── Supplied information
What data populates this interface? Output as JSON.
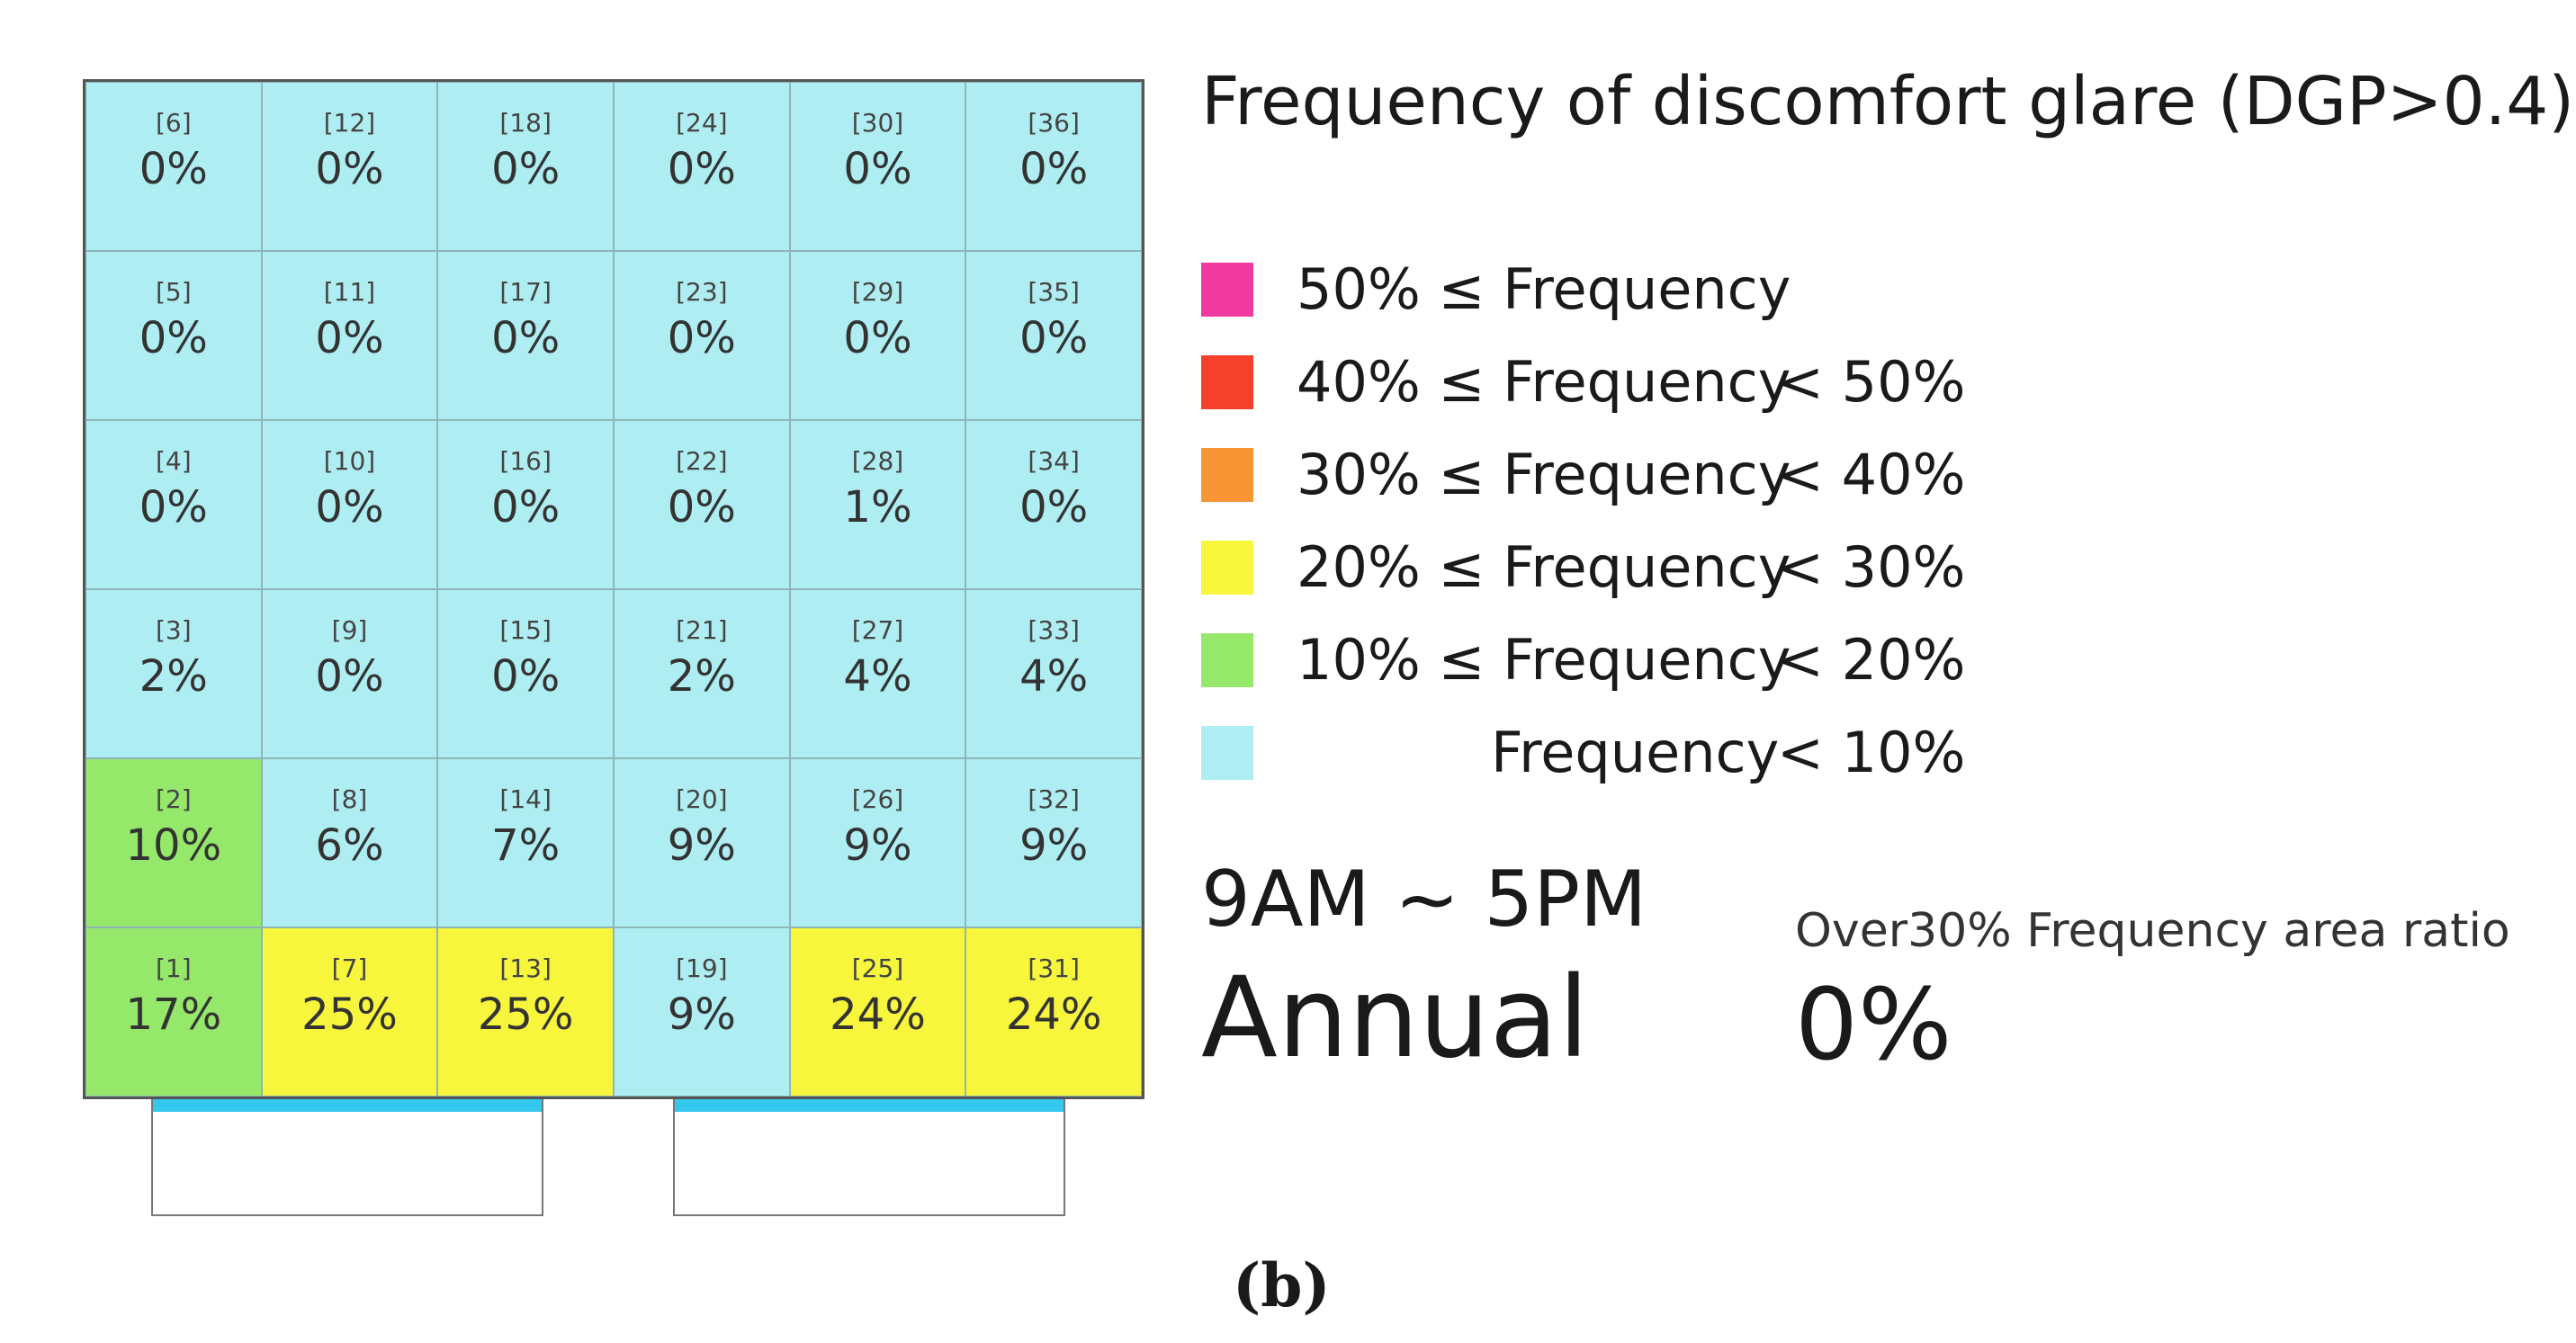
{
  "chart_data": {
    "type": "heatmap",
    "title": "Frequency of discomfort glare (DGP>0.4)",
    "columns": 6,
    "rows": 6,
    "cells": [
      {
        "id": "[6]",
        "value": "0%",
        "category": "lt10"
      },
      {
        "id": "[12]",
        "value": "0%",
        "category": "lt10"
      },
      {
        "id": "[18]",
        "value": "0%",
        "category": "lt10"
      },
      {
        "id": "[24]",
        "value": "0%",
        "category": "lt10"
      },
      {
        "id": "[30]",
        "value": "0%",
        "category": "lt10"
      },
      {
        "id": "[36]",
        "value": "0%",
        "category": "lt10"
      },
      {
        "id": "[5]",
        "value": "0%",
        "category": "lt10"
      },
      {
        "id": "[11]",
        "value": "0%",
        "category": "lt10"
      },
      {
        "id": "[17]",
        "value": "0%",
        "category": "lt10"
      },
      {
        "id": "[23]",
        "value": "0%",
        "category": "lt10"
      },
      {
        "id": "[29]",
        "value": "0%",
        "category": "lt10"
      },
      {
        "id": "[35]",
        "value": "0%",
        "category": "lt10"
      },
      {
        "id": "[4]",
        "value": "0%",
        "category": "lt10"
      },
      {
        "id": "[10]",
        "value": "0%",
        "category": "lt10"
      },
      {
        "id": "[16]",
        "value": "0%",
        "category": "lt10"
      },
      {
        "id": "[22]",
        "value": "0%",
        "category": "lt10"
      },
      {
        "id": "[28]",
        "value": "1%",
        "category": "lt10"
      },
      {
        "id": "[34]",
        "value": "0%",
        "category": "lt10"
      },
      {
        "id": "[3]",
        "value": "2%",
        "category": "lt10"
      },
      {
        "id": "[9]",
        "value": "0%",
        "category": "lt10"
      },
      {
        "id": "[15]",
        "value": "0%",
        "category": "lt10"
      },
      {
        "id": "[21]",
        "value": "2%",
        "category": "lt10"
      },
      {
        "id": "[27]",
        "value": "4%",
        "category": "lt10"
      },
      {
        "id": "[33]",
        "value": "4%",
        "category": "lt10"
      },
      {
        "id": "[2]",
        "value": "10%",
        "category": "10to20"
      },
      {
        "id": "[8]",
        "value": "6%",
        "category": "lt10"
      },
      {
        "id": "[14]",
        "value": "7%",
        "category": "lt10"
      },
      {
        "id": "[20]",
        "value": "9%",
        "category": "lt10"
      },
      {
        "id": "[26]",
        "value": "9%",
        "category": "lt10"
      },
      {
        "id": "[32]",
        "value": "9%",
        "category": "lt10"
      },
      {
        "id": "[1]",
        "value": "17%",
        "category": "10to20"
      },
      {
        "id": "[7]",
        "value": "25%",
        "category": "20to30"
      },
      {
        "id": "[13]",
        "value": "25%",
        "category": "20to30"
      },
      {
        "id": "[19]",
        "value": "9%",
        "category": "lt10"
      },
      {
        "id": "[25]",
        "value": "24%",
        "category": "20to30"
      },
      {
        "id": "[31]",
        "value": "24%",
        "category": "20to30"
      }
    ],
    "legend": [
      {
        "key": "ge50",
        "prefix": "50% ≤ Frequency",
        "suffix": "",
        "color": "#f23ba0"
      },
      {
        "key": "40to50",
        "prefix": "40% ≤ Frequency",
        "suffix": "< 50%",
        "color": "#f5412b"
      },
      {
        "key": "30to40",
        "prefix": "30% ≤ Frequency",
        "suffix": "< 40%",
        "color": "#f99535"
      },
      {
        "key": "20to30",
        "prefix": "20% ≤ Frequency",
        "suffix": "< 30%",
        "color": "#f7f53c"
      },
      {
        "key": "10to20",
        "prefix": "10% ≤ Frequency",
        "suffix": "< 20%",
        "color": "#95e86a"
      },
      {
        "key": "lt10",
        "prefix": "Frequency",
        "suffix": "< 10%",
        "color": "#aeeef2"
      }
    ]
  },
  "info": {
    "time_range": "9AM ~ 5PM",
    "period": "Annual",
    "ratio_label": "Over30% Frequency area ratio",
    "ratio_value": "0%"
  },
  "caption": "(b)",
  "colors": {
    "window_glass": "#35c8ee",
    "grid_border": "#555555"
  }
}
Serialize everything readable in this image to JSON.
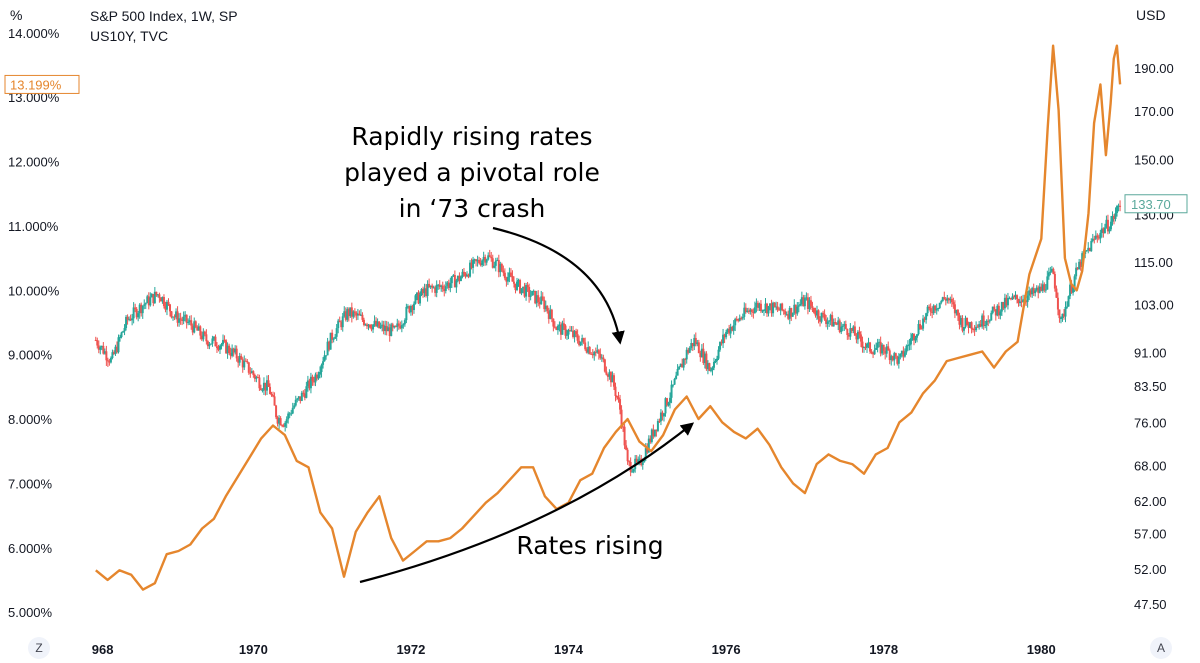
{
  "header": {
    "left_unit": "%",
    "right_unit": "USD",
    "series1_label": "S&P 500 Index, 1W, SP",
    "series2_label": "US10Y, TVC"
  },
  "buttons": {
    "left": "Z",
    "right": "A"
  },
  "colors": {
    "price_up": "#26a69a",
    "price_down": "#ef5350",
    "yield_line": "#e5862d",
    "price_tag": "#5aa89b",
    "axis_text": "#131722",
    "annotation": "#000000"
  },
  "chart_data": {
    "type": "line",
    "title": "S&P 500 Index, 1W, SP / US10Y, TVC",
    "x_ticks": [
      "968",
      "1970",
      "1972",
      "1974",
      "1976",
      "1978",
      "1980"
    ],
    "x_range": [
      1967.8,
      1981.05
    ],
    "left_axis": {
      "unit": "%",
      "ticks": [
        "14.000%",
        "13.000%",
        "12.000%",
        "11.000%",
        "10.000%",
        "9.000%",
        "8.000%",
        "7.000%",
        "6.000%",
        "5.000%"
      ],
      "range": [
        4.8,
        14.2
      ]
    },
    "right_axis": {
      "unit": "USD",
      "scale": "log",
      "ticks": [
        "190.00",
        "170.00",
        "150.00",
        "130.00",
        "115.00",
        "103.00",
        "91.00",
        "83.50",
        "76.00",
        "68.00",
        "62.00",
        "57.00",
        "52.00",
        "47.50"
      ]
    },
    "last_value_tags": {
      "yield": "13.199%",
      "sp500": "133.70"
    },
    "series": [
      {
        "name": "US10Y",
        "axis": "left",
        "x": [
          1968.0,
          1968.15,
          1968.3,
          1968.45,
          1968.6,
          1968.75,
          1968.9,
          1969.05,
          1969.2,
          1969.35,
          1969.5,
          1969.65,
          1969.8,
          1969.95,
          1970.1,
          1970.25,
          1970.4,
          1970.55,
          1970.7,
          1970.85,
          1971.0,
          1971.15,
          1971.3,
          1971.45,
          1971.6,
          1971.75,
          1971.9,
          1972.05,
          1972.2,
          1972.35,
          1972.5,
          1972.65,
          1972.8,
          1972.95,
          1973.1,
          1973.25,
          1973.4,
          1973.55,
          1973.7,
          1973.85,
          1974.0,
          1974.15,
          1974.3,
          1974.45,
          1974.6,
          1974.75,
          1974.9,
          1975.05,
          1975.2,
          1975.35,
          1975.5,
          1975.65,
          1975.8,
          1975.95,
          1976.1,
          1976.25,
          1976.4,
          1976.55,
          1976.7,
          1976.85,
          1977.0,
          1977.15,
          1977.3,
          1977.45,
          1977.6,
          1977.75,
          1977.9,
          1978.05,
          1978.2,
          1978.35,
          1978.5,
          1978.65,
          1978.8,
          1978.95,
          1979.1,
          1979.25,
          1979.4,
          1979.55,
          1979.7,
          1979.85,
          1980.0,
          1980.08,
          1980.15,
          1980.22,
          1980.3,
          1980.38,
          1980.45,
          1980.52,
          1980.6,
          1980.67,
          1980.75,
          1980.82,
          1980.88,
          1980.92,
          1980.96,
          1981.0
        ],
        "values": [
          5.65,
          5.5,
          5.65,
          5.58,
          5.35,
          5.45,
          5.9,
          5.95,
          6.05,
          6.3,
          6.45,
          6.8,
          7.1,
          7.4,
          7.7,
          7.9,
          7.75,
          7.35,
          7.25,
          6.55,
          6.3,
          5.55,
          6.25,
          6.55,
          6.8,
          6.15,
          5.8,
          5.95,
          6.1,
          6.1,
          6.15,
          6.3,
          6.5,
          6.7,
          6.85,
          7.05,
          7.25,
          7.25,
          6.8,
          6.6,
          6.7,
          7.05,
          7.15,
          7.55,
          7.8,
          8.0,
          7.65,
          7.5,
          7.75,
          8.15,
          8.35,
          8.0,
          8.2,
          7.95,
          7.8,
          7.7,
          7.85,
          7.6,
          7.25,
          7.0,
          6.85,
          7.3,
          7.45,
          7.35,
          7.3,
          7.15,
          7.45,
          7.55,
          7.95,
          8.1,
          8.4,
          8.6,
          8.9,
          8.95,
          9.0,
          9.05,
          8.8,
          9.05,
          9.2,
          10.25,
          10.8,
          12.5,
          13.8,
          12.8,
          10.5,
          10.1,
          10.0,
          10.3,
          11.2,
          12.6,
          13.2,
          12.1,
          12.9,
          13.6,
          13.8,
          13.2
        ]
      },
      {
        "name": "S&P 500",
        "axis": "right",
        "style": "candles",
        "x": [
          1968.0,
          1968.2,
          1968.4,
          1968.6,
          1968.8,
          1969.0,
          1969.2,
          1969.4,
          1969.6,
          1969.8,
          1970.0,
          1970.1,
          1970.2,
          1970.3,
          1970.4,
          1970.5,
          1970.6,
          1970.8,
          1971.0,
          1971.2,
          1971.4,
          1971.6,
          1971.8,
          1972.0,
          1972.2,
          1972.4,
          1972.6,
          1972.8,
          1972.95,
          1973.1,
          1973.3,
          1973.5,
          1973.7,
          1973.85,
          1974.0,
          1974.2,
          1974.4,
          1974.55,
          1974.65,
          1974.75,
          1974.9,
          1975.1,
          1975.3,
          1975.5,
          1975.6,
          1975.8,
          1976.0,
          1976.2,
          1976.4,
          1976.6,
          1976.8,
          1977.0,
          1977.2,
          1977.4,
          1977.6,
          1977.8,
          1978.0,
          1978.2,
          1978.4,
          1978.6,
          1978.8,
          1979.0,
          1979.2,
          1979.4,
          1979.6,
          1979.8,
          1980.0,
          1980.15,
          1980.25,
          1980.35,
          1980.5,
          1980.7,
          1980.9,
          1981.0
        ],
        "values": [
          94,
          89,
          99,
          103,
          106,
          100,
          98,
          94,
          93,
          90,
          86,
          84,
          83,
          77,
          76,
          79,
          81,
          86,
          95,
          101,
          99,
          97,
          96,
          103,
          107,
          108,
          110,
          114,
          117,
          114,
          109,
          106,
          103,
          97,
          96,
          93,
          90,
          85,
          79,
          68,
          68,
          75,
          82,
          91,
          94,
          87,
          96,
          100,
          103,
          102,
          101,
          104,
          100,
          98,
          96,
          92,
          92,
          89,
          96,
          102,
          105,
          98,
          98,
          101,
          104,
          105,
          107,
          112,
          98,
          106,
          115,
          123,
          128,
          133.7
        ]
      }
    ],
    "annotations": [
      {
        "text": "Rapidly rising rates\nplayed a pivotal role\nin ‘73 crash"
      },
      {
        "text": "Rates rising"
      }
    ]
  }
}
────
| Given request |
Each line in the listing above that contains "prefix" should be copied.

| Response to this exercise |
        "prefix": "50% ≤ Frequency",
        "prefix": "40% ≤ Frequency",
        "prefix": "30% ≤ Frequency",
        "prefix": "20% ≤ Frequency",
        "prefix": "10% ≤ Frequency",
        "prefix": "Frequency",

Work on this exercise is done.